→ WHAT IS ASKED:
What is the number of lines in the data holding the word "Bitcanal"? Give that number by itself.

====== ITEMS ======

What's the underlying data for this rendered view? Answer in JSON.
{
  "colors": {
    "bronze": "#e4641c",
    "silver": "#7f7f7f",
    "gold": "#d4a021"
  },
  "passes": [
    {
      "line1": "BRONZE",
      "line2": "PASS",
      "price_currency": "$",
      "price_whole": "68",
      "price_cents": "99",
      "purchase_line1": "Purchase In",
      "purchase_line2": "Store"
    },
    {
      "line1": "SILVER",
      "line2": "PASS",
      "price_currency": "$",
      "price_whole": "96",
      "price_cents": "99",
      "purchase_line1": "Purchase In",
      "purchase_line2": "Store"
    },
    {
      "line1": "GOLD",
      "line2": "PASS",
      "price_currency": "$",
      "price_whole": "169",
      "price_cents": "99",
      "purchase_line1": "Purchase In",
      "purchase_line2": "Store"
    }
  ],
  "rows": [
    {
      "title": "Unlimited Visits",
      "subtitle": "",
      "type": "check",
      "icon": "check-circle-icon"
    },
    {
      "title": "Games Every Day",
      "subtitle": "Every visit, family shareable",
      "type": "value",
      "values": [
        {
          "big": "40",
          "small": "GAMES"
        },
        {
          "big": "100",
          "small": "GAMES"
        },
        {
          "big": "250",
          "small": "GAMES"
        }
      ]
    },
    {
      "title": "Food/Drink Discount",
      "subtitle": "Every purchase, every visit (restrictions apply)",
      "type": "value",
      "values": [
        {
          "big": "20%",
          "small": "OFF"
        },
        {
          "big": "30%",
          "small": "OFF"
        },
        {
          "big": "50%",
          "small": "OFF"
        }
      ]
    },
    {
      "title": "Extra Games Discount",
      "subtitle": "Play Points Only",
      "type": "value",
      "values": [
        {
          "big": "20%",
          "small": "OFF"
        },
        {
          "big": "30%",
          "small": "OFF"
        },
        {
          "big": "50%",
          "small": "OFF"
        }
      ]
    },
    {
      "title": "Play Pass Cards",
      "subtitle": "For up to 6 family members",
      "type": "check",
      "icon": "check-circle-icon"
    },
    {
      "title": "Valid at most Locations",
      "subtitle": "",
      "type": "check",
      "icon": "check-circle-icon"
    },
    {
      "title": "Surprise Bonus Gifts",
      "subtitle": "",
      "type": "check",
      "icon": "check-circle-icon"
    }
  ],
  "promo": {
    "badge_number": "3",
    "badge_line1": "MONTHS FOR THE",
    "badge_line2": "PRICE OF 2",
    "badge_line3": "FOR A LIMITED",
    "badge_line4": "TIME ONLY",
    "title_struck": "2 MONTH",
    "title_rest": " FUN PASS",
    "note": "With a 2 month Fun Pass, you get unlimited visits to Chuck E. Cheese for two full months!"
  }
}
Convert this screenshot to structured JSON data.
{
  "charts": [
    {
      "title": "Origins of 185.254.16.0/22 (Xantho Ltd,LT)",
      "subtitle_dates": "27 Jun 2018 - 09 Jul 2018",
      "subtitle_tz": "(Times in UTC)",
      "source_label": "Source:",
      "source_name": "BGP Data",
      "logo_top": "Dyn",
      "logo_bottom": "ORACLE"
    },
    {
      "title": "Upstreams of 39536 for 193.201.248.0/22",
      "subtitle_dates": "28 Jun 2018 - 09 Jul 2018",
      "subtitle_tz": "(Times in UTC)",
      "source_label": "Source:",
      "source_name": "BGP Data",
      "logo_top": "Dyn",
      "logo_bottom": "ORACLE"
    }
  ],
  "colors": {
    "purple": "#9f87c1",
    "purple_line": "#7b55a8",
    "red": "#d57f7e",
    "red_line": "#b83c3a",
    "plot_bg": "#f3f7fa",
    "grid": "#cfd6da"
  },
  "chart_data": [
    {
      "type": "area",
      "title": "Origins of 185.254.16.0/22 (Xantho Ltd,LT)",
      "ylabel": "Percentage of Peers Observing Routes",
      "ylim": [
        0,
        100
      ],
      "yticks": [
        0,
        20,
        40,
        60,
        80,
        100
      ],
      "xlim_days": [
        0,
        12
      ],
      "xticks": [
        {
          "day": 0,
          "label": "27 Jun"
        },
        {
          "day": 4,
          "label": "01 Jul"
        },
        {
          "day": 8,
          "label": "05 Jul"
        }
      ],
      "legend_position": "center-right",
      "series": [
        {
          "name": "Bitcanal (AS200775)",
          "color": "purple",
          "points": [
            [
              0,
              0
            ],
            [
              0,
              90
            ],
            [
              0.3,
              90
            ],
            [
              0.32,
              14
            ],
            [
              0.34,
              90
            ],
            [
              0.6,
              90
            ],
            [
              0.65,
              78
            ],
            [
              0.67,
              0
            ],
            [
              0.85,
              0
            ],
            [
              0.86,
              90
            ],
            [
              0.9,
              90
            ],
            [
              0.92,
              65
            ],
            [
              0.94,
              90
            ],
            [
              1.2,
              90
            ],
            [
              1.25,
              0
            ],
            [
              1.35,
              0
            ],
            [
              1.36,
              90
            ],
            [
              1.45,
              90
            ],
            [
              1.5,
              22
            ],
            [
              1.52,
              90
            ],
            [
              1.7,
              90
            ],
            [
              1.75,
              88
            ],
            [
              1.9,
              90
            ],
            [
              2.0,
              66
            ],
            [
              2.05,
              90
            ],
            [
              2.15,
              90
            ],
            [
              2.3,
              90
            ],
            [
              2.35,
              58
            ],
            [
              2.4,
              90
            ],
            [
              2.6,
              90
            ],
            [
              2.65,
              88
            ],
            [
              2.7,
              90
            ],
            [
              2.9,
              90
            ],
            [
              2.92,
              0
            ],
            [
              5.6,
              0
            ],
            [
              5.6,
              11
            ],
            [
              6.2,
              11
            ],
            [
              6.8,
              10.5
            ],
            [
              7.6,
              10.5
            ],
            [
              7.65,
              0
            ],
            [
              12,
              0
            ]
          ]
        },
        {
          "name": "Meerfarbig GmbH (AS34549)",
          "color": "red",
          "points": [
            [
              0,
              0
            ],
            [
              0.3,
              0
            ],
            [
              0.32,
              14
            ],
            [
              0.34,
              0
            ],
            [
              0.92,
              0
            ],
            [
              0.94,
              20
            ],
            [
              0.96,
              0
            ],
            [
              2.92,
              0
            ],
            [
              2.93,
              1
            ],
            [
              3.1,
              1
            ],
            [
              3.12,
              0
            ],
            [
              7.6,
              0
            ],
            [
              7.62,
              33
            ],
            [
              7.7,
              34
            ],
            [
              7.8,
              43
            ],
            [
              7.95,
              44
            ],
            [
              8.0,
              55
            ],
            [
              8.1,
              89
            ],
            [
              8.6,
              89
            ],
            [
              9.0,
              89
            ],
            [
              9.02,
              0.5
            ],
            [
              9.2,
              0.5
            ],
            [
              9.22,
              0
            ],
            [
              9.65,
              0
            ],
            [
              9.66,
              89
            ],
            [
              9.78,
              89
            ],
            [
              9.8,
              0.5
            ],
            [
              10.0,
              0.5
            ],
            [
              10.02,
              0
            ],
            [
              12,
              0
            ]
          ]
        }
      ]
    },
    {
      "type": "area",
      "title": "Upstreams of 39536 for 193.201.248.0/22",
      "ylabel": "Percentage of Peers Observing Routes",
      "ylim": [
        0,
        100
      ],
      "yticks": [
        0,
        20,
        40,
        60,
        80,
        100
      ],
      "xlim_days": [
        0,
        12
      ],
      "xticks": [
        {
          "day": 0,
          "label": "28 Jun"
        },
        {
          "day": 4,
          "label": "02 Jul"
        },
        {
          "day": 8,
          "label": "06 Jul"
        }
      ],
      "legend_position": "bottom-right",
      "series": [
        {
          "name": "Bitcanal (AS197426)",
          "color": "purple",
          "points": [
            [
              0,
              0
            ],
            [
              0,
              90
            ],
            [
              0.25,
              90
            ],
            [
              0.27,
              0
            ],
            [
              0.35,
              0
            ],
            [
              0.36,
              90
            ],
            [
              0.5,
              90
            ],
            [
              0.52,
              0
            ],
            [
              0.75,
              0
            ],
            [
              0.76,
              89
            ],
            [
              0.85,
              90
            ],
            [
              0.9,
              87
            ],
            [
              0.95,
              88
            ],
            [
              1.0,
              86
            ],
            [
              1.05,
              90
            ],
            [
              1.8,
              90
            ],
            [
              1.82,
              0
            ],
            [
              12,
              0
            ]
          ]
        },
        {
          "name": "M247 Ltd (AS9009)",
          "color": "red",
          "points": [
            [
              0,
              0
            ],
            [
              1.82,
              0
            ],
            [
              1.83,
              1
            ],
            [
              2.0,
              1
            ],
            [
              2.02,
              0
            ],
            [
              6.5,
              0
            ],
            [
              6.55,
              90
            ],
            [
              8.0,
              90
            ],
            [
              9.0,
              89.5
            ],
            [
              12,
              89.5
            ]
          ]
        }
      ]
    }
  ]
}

======

→ WRITTEN SOLUTION:
2